══ Given information
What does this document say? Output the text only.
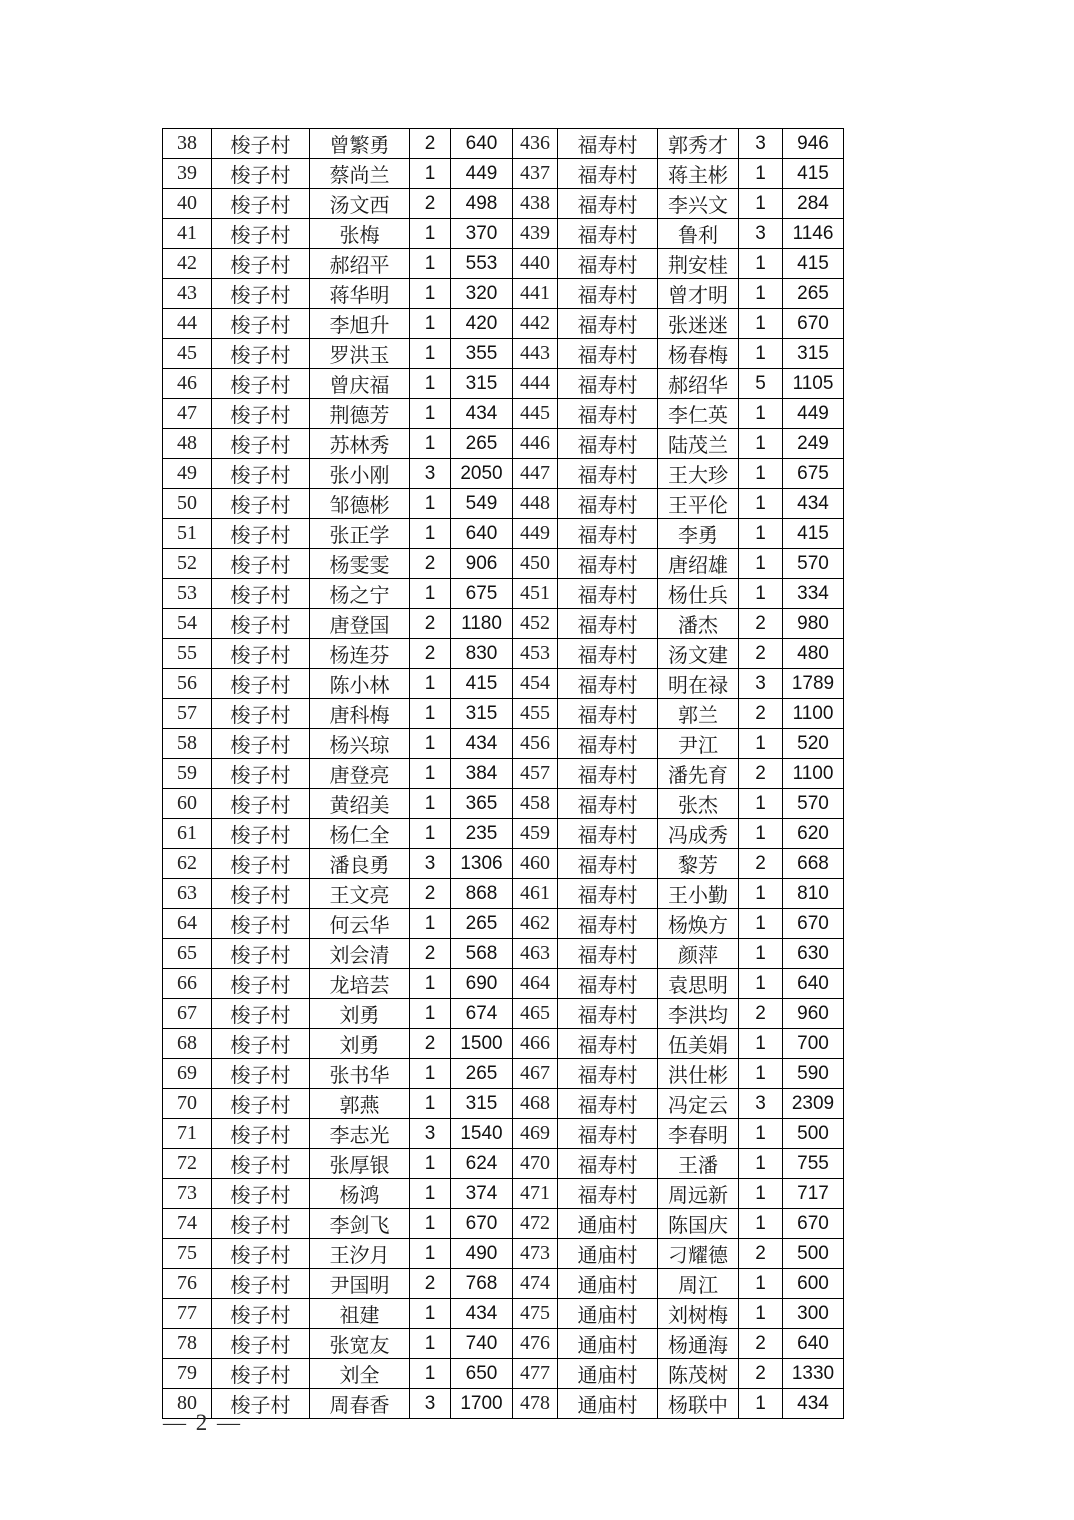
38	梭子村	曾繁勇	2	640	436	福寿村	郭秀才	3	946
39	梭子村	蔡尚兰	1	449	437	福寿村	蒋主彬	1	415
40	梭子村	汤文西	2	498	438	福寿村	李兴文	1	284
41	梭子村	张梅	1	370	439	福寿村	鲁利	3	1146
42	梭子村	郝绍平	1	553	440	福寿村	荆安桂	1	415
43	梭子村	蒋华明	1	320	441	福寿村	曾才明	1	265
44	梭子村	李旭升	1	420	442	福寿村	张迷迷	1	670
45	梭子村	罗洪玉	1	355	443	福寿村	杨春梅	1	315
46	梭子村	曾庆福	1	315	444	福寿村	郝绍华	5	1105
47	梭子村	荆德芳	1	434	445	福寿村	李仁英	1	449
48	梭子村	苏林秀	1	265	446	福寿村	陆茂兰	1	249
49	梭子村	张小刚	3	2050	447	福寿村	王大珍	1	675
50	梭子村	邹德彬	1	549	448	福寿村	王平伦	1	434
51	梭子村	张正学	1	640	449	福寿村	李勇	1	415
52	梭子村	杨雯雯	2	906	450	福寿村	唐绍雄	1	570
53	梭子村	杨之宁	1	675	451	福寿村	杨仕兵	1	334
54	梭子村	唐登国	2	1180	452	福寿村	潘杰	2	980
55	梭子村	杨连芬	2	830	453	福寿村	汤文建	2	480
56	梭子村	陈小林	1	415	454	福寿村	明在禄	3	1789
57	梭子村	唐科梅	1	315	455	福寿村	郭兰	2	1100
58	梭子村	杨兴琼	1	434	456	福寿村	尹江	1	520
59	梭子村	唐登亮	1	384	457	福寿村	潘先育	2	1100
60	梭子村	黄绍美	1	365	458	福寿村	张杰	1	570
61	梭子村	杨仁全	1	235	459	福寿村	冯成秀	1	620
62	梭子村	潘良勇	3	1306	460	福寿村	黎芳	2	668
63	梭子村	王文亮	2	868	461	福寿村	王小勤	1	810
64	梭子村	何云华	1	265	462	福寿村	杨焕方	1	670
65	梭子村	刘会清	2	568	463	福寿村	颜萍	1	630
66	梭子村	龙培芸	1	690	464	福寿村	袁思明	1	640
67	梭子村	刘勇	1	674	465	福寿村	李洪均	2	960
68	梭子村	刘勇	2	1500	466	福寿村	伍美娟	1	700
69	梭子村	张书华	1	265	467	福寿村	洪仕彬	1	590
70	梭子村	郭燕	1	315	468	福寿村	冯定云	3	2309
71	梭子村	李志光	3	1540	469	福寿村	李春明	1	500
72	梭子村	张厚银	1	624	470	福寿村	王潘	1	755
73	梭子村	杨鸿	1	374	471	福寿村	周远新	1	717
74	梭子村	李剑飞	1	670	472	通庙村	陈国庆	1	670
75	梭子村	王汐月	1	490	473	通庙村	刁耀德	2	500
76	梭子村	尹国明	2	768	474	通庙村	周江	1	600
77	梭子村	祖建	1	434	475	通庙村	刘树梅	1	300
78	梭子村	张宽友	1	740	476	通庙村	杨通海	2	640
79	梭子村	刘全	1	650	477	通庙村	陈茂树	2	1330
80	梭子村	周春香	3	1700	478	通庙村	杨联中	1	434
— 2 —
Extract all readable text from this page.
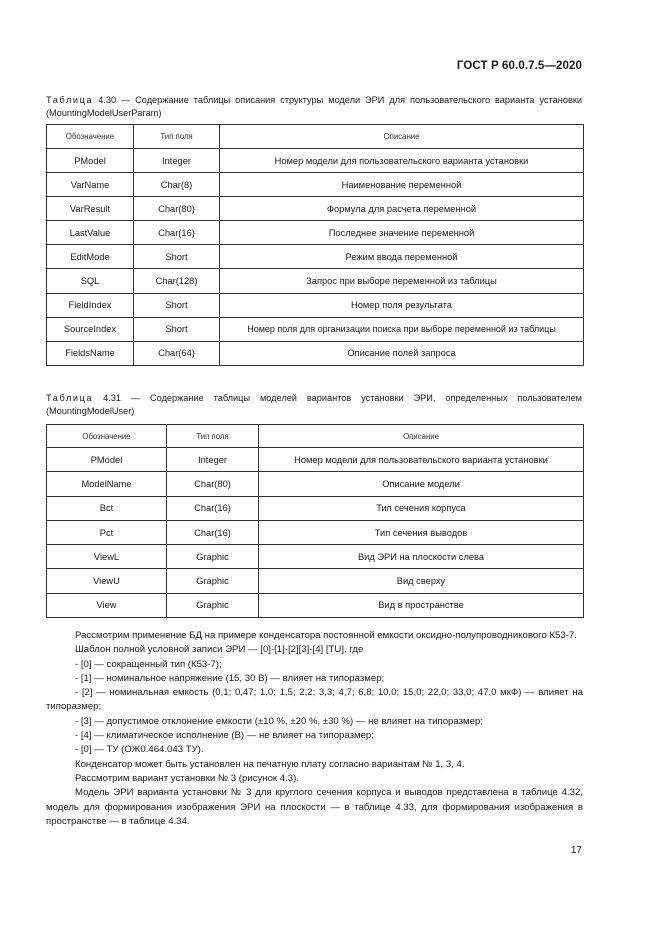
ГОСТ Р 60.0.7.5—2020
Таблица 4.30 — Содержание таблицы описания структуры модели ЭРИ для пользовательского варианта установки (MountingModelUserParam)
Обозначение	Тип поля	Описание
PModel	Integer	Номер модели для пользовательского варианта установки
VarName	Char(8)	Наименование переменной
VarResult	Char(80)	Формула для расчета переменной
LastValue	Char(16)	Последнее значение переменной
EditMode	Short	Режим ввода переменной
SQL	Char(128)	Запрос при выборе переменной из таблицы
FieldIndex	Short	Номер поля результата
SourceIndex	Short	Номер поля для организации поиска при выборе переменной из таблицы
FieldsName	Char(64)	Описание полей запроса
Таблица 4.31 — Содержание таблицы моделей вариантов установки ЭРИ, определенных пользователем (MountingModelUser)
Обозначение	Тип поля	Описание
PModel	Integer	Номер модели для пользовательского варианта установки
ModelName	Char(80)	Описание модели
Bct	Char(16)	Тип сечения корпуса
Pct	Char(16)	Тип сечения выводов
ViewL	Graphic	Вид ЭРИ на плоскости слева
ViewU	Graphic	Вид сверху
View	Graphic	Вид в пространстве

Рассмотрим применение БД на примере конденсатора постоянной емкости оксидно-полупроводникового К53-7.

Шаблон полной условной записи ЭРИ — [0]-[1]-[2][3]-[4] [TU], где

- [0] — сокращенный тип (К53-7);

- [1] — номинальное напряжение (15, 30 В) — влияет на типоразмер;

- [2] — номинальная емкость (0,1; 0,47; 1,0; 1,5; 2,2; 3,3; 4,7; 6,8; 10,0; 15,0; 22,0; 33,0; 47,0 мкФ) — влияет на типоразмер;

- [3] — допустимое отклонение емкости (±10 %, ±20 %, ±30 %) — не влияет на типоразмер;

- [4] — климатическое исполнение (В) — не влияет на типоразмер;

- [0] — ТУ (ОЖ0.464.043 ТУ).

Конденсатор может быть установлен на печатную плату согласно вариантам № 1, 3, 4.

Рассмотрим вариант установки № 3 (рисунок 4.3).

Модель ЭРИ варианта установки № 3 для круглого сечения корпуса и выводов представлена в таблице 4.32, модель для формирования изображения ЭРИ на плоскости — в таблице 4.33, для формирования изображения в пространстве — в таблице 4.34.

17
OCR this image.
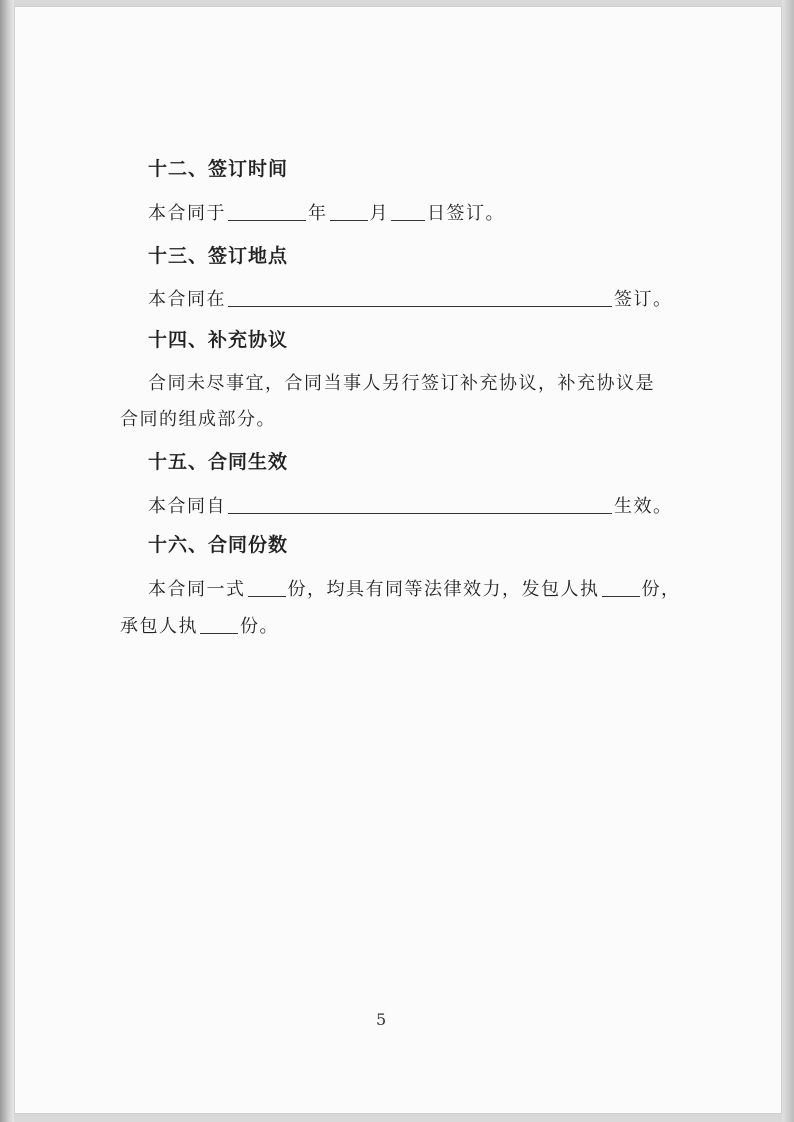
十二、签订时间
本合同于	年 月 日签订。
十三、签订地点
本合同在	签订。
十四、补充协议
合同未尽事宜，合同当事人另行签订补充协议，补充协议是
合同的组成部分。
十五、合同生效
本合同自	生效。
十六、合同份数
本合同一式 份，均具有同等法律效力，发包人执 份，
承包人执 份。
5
════
§ **Required task**: Pass over all pictures while writing out the lines from the line with "OCR this image." through the last line exactly.

§ **Exercise answer**:
OCR this image.
十二、签订时间
本合同于	年 月 日签订。
十三、签订地点
本合同在	签订。
十四、补充协议
合同未尽事宜，合同当事人另行签订补充协议，补充协议是
合同的组成部分。
十五、合同生效
本合同自	生效。
十六、合同份数
本合同一式 份，均具有同等法律效力，发包人执 份，
承包人执 份。
5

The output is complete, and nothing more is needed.